STATED PROBLEM:
Restate each entry word for word, leaving nothing out.
□ □ □ □
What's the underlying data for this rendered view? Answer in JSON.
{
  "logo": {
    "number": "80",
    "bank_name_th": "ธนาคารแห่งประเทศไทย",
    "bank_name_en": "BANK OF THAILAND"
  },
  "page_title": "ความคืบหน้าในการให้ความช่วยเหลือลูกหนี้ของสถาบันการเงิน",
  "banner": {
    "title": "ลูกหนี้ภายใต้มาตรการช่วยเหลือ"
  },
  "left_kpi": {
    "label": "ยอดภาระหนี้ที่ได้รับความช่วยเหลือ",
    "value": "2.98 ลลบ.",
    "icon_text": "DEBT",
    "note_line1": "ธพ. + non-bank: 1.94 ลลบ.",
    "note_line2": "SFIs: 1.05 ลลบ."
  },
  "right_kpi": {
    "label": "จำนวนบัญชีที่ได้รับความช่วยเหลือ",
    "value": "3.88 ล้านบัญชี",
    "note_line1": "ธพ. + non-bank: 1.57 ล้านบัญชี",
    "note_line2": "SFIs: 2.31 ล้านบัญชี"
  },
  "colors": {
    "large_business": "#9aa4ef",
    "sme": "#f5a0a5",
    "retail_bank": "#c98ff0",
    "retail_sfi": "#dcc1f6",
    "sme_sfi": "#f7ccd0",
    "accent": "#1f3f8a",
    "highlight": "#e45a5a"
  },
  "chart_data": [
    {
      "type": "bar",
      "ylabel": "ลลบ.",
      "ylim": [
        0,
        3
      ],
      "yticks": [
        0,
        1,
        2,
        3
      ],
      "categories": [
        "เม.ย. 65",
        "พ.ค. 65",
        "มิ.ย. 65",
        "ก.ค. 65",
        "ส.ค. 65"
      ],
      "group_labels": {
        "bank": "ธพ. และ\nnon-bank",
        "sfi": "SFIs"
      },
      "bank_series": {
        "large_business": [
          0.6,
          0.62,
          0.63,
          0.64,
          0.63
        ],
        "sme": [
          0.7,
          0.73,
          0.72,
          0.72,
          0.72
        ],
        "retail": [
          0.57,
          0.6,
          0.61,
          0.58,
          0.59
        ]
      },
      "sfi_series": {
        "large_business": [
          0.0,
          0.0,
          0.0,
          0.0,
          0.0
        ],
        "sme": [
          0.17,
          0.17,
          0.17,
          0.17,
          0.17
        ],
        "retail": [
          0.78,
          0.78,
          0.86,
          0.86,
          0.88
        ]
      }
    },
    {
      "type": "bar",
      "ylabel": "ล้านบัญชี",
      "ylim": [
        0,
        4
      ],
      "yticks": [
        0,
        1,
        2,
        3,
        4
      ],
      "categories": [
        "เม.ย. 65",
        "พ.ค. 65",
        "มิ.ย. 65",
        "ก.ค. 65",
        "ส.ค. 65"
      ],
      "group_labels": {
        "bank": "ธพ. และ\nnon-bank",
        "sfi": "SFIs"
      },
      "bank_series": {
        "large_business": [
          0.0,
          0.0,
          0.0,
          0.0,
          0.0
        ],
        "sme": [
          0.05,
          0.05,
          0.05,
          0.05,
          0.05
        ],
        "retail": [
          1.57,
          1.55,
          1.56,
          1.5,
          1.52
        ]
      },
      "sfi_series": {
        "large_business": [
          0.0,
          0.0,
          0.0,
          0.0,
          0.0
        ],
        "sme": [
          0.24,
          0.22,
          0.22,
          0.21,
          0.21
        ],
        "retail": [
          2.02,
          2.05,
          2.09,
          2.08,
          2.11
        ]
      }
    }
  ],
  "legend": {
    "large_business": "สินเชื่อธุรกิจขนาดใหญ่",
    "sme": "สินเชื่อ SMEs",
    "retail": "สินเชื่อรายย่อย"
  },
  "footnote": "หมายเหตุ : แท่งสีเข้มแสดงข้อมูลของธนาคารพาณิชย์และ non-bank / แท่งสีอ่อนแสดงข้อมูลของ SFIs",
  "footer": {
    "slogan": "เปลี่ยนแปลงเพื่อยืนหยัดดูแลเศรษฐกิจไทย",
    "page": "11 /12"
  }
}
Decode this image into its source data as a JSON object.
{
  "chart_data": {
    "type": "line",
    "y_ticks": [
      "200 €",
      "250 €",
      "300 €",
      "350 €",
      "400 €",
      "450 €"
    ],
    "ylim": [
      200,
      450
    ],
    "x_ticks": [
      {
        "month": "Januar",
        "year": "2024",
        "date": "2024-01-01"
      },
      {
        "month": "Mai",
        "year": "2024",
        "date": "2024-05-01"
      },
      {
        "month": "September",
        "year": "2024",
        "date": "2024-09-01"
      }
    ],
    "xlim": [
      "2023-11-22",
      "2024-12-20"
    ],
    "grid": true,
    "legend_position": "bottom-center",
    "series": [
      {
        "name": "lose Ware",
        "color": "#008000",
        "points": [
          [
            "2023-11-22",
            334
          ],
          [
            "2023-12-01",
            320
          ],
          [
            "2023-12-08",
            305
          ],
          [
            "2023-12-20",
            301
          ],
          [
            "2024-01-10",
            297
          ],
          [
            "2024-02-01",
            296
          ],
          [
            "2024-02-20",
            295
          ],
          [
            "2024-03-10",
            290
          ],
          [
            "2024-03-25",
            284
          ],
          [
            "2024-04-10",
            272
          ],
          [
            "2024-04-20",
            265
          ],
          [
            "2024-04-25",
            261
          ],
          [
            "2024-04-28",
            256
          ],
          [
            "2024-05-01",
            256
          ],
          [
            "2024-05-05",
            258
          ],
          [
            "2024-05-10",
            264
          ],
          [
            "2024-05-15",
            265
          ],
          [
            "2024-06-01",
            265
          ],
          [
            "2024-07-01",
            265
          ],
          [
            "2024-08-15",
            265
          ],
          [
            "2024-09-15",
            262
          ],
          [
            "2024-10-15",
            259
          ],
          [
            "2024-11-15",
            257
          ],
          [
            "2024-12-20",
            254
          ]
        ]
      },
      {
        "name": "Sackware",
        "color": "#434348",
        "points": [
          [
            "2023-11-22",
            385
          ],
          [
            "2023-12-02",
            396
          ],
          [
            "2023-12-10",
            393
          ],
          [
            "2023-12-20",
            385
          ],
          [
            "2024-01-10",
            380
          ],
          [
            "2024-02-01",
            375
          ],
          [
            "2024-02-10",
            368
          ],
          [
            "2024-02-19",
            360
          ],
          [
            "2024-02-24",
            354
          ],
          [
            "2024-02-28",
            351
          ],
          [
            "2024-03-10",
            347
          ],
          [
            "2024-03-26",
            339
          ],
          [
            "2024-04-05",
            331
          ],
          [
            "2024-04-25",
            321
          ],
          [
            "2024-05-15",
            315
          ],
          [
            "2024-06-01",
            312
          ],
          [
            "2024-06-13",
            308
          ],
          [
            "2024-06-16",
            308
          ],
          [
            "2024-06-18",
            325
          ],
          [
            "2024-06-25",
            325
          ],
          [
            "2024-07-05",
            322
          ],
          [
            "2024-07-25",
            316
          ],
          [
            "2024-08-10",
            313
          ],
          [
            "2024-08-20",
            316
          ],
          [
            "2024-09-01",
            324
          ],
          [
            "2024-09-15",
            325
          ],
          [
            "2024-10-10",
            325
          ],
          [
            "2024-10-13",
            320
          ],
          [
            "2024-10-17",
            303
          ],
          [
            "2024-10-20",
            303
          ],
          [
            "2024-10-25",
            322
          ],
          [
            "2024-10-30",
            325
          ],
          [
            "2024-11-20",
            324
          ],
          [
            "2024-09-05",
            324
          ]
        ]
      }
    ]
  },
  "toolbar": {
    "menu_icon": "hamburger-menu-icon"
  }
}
□ □ □ □
TASK RESPONSE:
What's the underlying data for this rendered view? Answer in JSON.
{
  "logo": {
    "number": "80",
    "bank_name_th": "ธนาคารแห่งประเทศไทย",
    "bank_name_en": "BANK OF THAILAND"
  },
  "page_title": "ความคืบหน้าในการให้ความช่วยเหลือลูกหนี้ของสถาบันการเงิน",
  "banner": {
    "title": "ลูกหนี้ภายใต้มาตรการช่วยเหลือ"
  },
  "left_kpi": {
    "label": "ยอดภาระหนี้ที่ได้รับความช่วยเหลือ",
    "value": "2.98 ลลบ.",
    "icon_text": "DEBT",
    "note_line1": "ธพ. + non-bank: 1.94 ลลบ.",
    "note_line2": "SFIs: 1.05 ลลบ."
  },
  "right_kpi": {
    "label": "จำนวนบัญชีที่ได้รับความช่วยเหลือ",
    "value": "3.88 ล้านบัญชี",
    "note_line1": "ธพ. + non-bank: 1.57 ล้านบัญชี",
    "note_line2": "SFIs: 2.31 ล้านบัญชี"
  },
  "colors": {
    "large_business": "#9aa4ef",
    "sme": "#f5a0a5",
    "retail_bank": "#c98ff0",
    "retail_sfi": "#dcc1f6",
    "sme_sfi": "#f7ccd0",
    "accent": "#1f3f8a",
    "highlight": "#e45a5a"
  },
  "chart_data": [
    {
      "type": "bar",
      "ylabel": "ลลบ.",
      "ylim": [
        0,
        3
      ],
      "yticks": [
        0,
        1,
        2,
        3
      ],
      "categories": [
        "เม.ย. 65",
        "พ.ค. 65",
        "มิ.ย. 65",
        "ก.ค. 65",
        "ส.ค. 65"
      ],
      "group_labels": {
        "bank": "ธพ. และ\nnon-bank",
        "sfi": "SFIs"
      },
      "bank_series": {
        "large_business": [
          0.6,
          0.62,
          0.63,
          0.64,
          0.63
        ],
        "sme": [
          0.7,
          0.73,
          0.72,
          0.72,
          0.72
        ],
        "retail": [
          0.57,
          0.6,
          0.61,
          0.58,
          0.59
        ]
      },
      "sfi_series": {
        "large_business": [
          0.0,
          0.0,
          0.0,
          0.0,
          0.0
        ],
        "sme": [
          0.17,
          0.17,
          0.17,
          0.17,
          0.17
        ],
        "retail": [
          0.78,
          0.78,
          0.86,
          0.86,
          0.88
        ]
      }
    },
    {
      "type": "bar",
      "ylabel": "ล้านบัญชี",
      "ylim": [
        0,
        4
      ],
      "yticks": [
        0,
        1,
        2,
        3,
        4
      ],
      "categories": [
        "เม.ย. 65",
        "พ.ค. 65",
        "มิ.ย. 65",
        "ก.ค. 65",
        "ส.ค. 65"
      ],
      "group_labels": {
        "bank": "ธพ. และ\nnon-bank",
        "sfi": "SFIs"
      },
      "bank_series": {
        "large_business": [
          0.0,
          0.0,
          0.0,
          0.0,
          0.0
        ],
        "sme": [
          0.05,
          0.05,
          0.05,
          0.05,
          0.05
        ],
        "retail": [
          1.57,
          1.55,
          1.56,
          1.5,
          1.52
        ]
      },
      "sfi_series": {
        "large_business": [
          0.0,
          0.0,
          0.0,
          0.0,
          0.0
        ],
        "sme": [
          0.24,
          0.22,
          0.22,
          0.21,
          0.21
        ],
        "retail": [
          2.02,
          2.05,
          2.09,
          2.08,
          2.11
        ]
      }
    }
  ],
  "legend": {
    "large_business": "สินเชื่อธุรกิจขนาดใหญ่",
    "sme": "สินเชื่อ SMEs",
    "retail": "สินเชื่อรายย่อย"
  },
  "footnote": "หมายเหตุ : แท่งสีเข้มแสดงข้อมูลของธนาคารพาณิชย์และ non-bank / แท่งสีอ่อนแสดงข้อมูลของ SFIs",
  "footer": {
    "slogan": "เปลี่ยนแปลงเพื่อยืนหยัดดูแลเศรษฐกิจไทย",
    "page": "11 /12"
  }
}
Decode this image into its source data as a JSON object.
{
  "chart_data": {
    "type": "line",
    "y_ticks": [
      "200 €",
      "250 €",
      "300 €",
      "350 €",
      "400 €",
      "450 €"
    ],
    "ylim": [
      200,
      450
    ],
    "x_ticks": [
      {
        "month": "Januar",
        "year": "2024",
        "date": "2024-01-01"
      },
      {
        "month": "Mai",
        "year": "2024",
        "date": "2024-05-01"
      },
      {
        "month": "September",
        "year": "2024",
        "date": "2024-09-01"
      }
    ],
    "xlim": [
      "2023-11-22",
      "2024-12-20"
    ],
    "grid": true,
    "legend_position": "bottom-center",
    "series": [
      {
        "name": "lose Ware",
        "color": "#008000",
        "points": [
          [
            "2023-11-22",
            334
          ],
          [
            "2023-12-01",
            320
          ],
          [
            "2023-12-08",
            305
          ],
          [
            "2023-12-20",
            301
          ],
          [
            "2024-01-10",
            297
          ],
          [
            "2024-02-01",
            296
          ],
          [
            "2024-02-20",
            295
          ],
          [
            "2024-03-10",
            290
          ],
          [
            "2024-03-25",
            284
          ],
          [
            "2024-04-10",
            272
          ],
          [
            "2024-04-20",
            265
          ],
          [
            "2024-04-25",
            261
          ],
          [
            "2024-04-28",
            256
          ],
          [
            "2024-05-01",
            256
          ],
          [
            "2024-05-05",
            258
          ],
          [
            "2024-05-10",
            264
          ],
          [
            "2024-05-15",
            265
          ],
          [
            "2024-06-01",
            265
          ],
          [
            "2024-07-01",
            265
          ],
          [
            "2024-08-15",
            265
          ],
          [
            "2024-09-15",
            262
          ],
          [
            "2024-10-15",
            259
          ],
          [
            "2024-11-15",
            257
          ],
          [
            "2024-12-20",
            254
          ]
        ]
      },
      {
        "name": "Sackware",
        "color": "#434348",
        "points": [
          [
            "2023-11-22",
            385
          ],
          [
            "2023-12-02",
            396
          ],
          [
            "2023-12-10",
            393
          ],
          [
            "2023-12-20",
            385
          ],
          [
            "2024-01-10",
            380
          ],
          [
            "2024-02-01",
            375
          ],
          [
            "2024-02-10",
            368
          ],
          [
            "2024-02-19",
            360
          ],
          [
            "2024-02-24",
            354
          ],
          [
            "2024-02-28",
            351
          ],
          [
            "2024-03-10",
            347
          ],
          [
            "2024-03-26",
            339
          ],
          [
            "2024-04-05",
            331
          ],
          [
            "2024-04-25",
            321
          ],
          [
            "2024-05-15",
            315
          ],
          [
            "2024-06-01",
            312
          ],
          [
            "2024-06-13",
            308
          ],
          [
            "2024-06-16",
            308
          ],
          [
            "2024-06-18",
            325
          ],
          [
            "2024-06-25",
            325
          ],
          [
            "2024-07-05",
            322
          ],
          [
            "2024-07-25",
            316
          ],
          [
            "2024-08-10",
            313
          ],
          [
            "2024-08-20",
            316
          ],
          [
            "2024-09-01",
            324
          ],
          [
            "2024-09-15",
            325
          ],
          [
            "2024-10-10",
            325
          ],
          [
            "2024-10-13",
            320
          ],
          [
            "2024-10-17",
            303
          ],
          [
            "2024-10-20",
            303
          ],
          [
            "2024-10-25",
            322
          ],
          [
            "2024-10-30",
            325
          ],
          [
            "2024-11-20",
            324
          ],
          [
            "2024-09-05",
            324
          ]
        ]
      }
    ]
  },
  "toolbar": {
    "menu_icon": "hamburger-menu-icon"
  }
}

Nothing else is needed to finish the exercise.